| Given data |
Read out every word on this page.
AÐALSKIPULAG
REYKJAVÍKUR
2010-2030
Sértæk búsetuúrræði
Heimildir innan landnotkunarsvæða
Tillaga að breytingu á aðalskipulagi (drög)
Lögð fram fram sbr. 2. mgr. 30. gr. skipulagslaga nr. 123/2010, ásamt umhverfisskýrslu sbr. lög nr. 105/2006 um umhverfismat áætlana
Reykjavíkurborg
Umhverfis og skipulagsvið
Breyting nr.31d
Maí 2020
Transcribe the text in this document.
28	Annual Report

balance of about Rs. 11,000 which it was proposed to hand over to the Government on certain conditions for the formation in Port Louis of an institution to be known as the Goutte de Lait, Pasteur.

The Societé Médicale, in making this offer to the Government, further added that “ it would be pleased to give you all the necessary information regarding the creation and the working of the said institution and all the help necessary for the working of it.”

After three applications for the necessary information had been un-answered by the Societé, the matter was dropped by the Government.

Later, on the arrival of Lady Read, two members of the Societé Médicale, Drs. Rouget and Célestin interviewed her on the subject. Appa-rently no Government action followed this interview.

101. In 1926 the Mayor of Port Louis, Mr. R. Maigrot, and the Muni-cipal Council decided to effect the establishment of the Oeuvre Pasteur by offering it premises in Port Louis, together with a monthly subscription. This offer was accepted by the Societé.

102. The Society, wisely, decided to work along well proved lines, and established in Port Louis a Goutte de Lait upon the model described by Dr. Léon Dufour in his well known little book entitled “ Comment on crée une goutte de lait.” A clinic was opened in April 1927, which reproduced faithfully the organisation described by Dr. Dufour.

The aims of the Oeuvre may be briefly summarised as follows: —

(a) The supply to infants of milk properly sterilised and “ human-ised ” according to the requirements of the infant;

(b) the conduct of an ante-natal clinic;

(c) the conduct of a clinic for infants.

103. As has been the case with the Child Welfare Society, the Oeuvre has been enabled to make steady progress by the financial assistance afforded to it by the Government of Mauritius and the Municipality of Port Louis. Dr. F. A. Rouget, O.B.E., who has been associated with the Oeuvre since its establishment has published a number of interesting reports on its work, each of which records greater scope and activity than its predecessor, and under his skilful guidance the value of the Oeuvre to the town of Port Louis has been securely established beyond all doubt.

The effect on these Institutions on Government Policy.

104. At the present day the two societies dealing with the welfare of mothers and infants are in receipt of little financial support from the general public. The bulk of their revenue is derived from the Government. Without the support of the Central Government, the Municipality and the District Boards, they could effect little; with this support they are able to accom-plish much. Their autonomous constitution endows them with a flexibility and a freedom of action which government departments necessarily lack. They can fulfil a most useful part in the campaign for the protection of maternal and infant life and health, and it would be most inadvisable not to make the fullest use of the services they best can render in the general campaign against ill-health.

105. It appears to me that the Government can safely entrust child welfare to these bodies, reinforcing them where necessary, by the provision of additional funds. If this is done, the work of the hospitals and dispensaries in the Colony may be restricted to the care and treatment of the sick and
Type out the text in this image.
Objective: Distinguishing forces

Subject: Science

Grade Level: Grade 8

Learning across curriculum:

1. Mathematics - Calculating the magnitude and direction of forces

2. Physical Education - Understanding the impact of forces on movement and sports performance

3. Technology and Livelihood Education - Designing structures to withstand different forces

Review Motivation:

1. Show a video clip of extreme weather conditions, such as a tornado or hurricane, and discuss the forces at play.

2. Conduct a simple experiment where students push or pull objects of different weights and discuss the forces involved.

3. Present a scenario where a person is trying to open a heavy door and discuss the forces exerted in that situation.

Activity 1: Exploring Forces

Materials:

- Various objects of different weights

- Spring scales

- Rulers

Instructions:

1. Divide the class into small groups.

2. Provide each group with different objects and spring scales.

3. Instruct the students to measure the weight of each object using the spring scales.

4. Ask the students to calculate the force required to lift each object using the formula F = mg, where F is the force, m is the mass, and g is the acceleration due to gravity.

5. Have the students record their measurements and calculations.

| What you are asked to do |
Using the data above, repeat every line exactly.

| Solution to the exercise |
Read out every word on this page.
AÐALSKIPULAG
REYKJAVÍKUR
2010-2030
Sértæk búsetuúrræði
Heimildir innan landnotkunarsvæða
Tillaga að breytingu á aðalskipulagi (drög)
Lögð fram fram sbr. 2. mgr. 30. gr. skipulagslaga nr. 123/2010, ásamt umhverfisskýrslu sbr. lög nr. 105/2006 um umhverfismat áætlana
Reykjavíkurborg
Umhverfis og skipulagsvið
Breyting nr.31d
Maí 2020
Transcribe the text in this document.
28	Annual Report

balance of about Rs. 11,000 which it was proposed to hand over to the Government on certain conditions for the formation in Port Louis of an institution to be known as the Goutte de Lait, Pasteur.

The Societé Médicale, in making this offer to the Government, further added that “ it would be pleased to give you all the necessary information regarding the creation and the working of the said institution and all the help necessary for the working of it.”

After three applications for the necessary information had been un-answered by the Societé, the matter was dropped by the Government.

Later, on the arrival of Lady Read, two members of the Societé Médicale, Drs. Rouget and Célestin interviewed her on the subject. Appa-rently no Government action followed this interview.

101. In 1926 the Mayor of Port Louis, Mr. R. Maigrot, and the Muni-cipal Council decided to effect the establishment of the Oeuvre Pasteur by offering it premises in Port Louis, together with a monthly subscription. This offer was accepted by the Societé.

102. The Society, wisely, decided to work along well proved lines, and established in Port Louis a Goutte de Lait upon the model described by Dr. Léon Dufour in his well known little book entitled “ Comment on crée une goutte de lait.” A clinic was opened in April 1927, which reproduced faithfully the organisation described by Dr. Dufour.

The aims of the Oeuvre may be briefly summarised as follows: —

(a) The supply to infants of milk properly sterilised and “ human-ised ” according to the requirements of the infant;

(b) the conduct of an ante-natal clinic;

(c) the conduct of a clinic for infants.

103. As has been the case with the Child Welfare Society, the Oeuvre has been enabled to make steady progress by the financial assistance afforded to it by the Government of Mauritius and the Municipality of Port Louis. Dr. F. A. Rouget, O.B.E., who has been associated with the Oeuvre since its establishment has published a number of interesting reports on its work, each of which records greater scope and activity than its predecessor, and under his skilful guidance the value of the Oeuvre to the town of Port Louis has been securely established beyond all doubt.

The effect on these Institutions on Government Policy.

104. At the present day the two societies dealing with the welfare of mothers and infants are in receipt of little financial support from the general public. The bulk of their revenue is derived from the Government. Without the support of the Central Government, the Municipality and the District Boards, they could effect little; with this support they are able to accom-plish much. Their autonomous constitution endows them with a flexibility and a freedom of action which government departments necessarily lack. They can fulfil a most useful part in the campaign for the protection of maternal and infant life and health, and it would be most inadvisable not to make the fullest use of the services they best can render in the general campaign against ill-health.

105. It appears to me that the Government can safely entrust child welfare to these bodies, reinforcing them where necessary, by the provision of additional funds. If this is done, the work of the hospitals and dispensaries in the Colony may be restricted to the care and treatment of the sick and
Type out the text in this image.
Objective: Distinguishing forces

Subject: Science

Grade Level: Grade 8

Learning across curriculum:

1. Mathematics - Calculating the magnitude and direction of forces

2. Physical Education - Understanding the impact of forces on movement and sports performance

3. Technology and Livelihood Education - Designing structures to withstand different forces

Review Motivation:

1. Show a video clip of extreme weather conditions, such as a tornado or hurricane, and discuss the forces at play.

2. Conduct a simple experiment where students push or pull objects of different weights and discuss the forces involved.

3. Present a scenario where a person is trying to open a heavy door and discuss the forces exerted in that situation.

Activity 1: Exploring Forces

Materials:

- Various objects of different weights

- Spring scales

- Rulers

Instructions:

1. Divide the class into small groups.

2. Provide each group with different objects and spring scales.

3. Instruct the students to measure the weight of each object using the spring scales.

4. Ask the students to calculate the force required to lift each object using the formula F = mg, where F is the force, m is the mass, and g is the acceleration due to gravity.

5. Have the students record their measurements and calculations.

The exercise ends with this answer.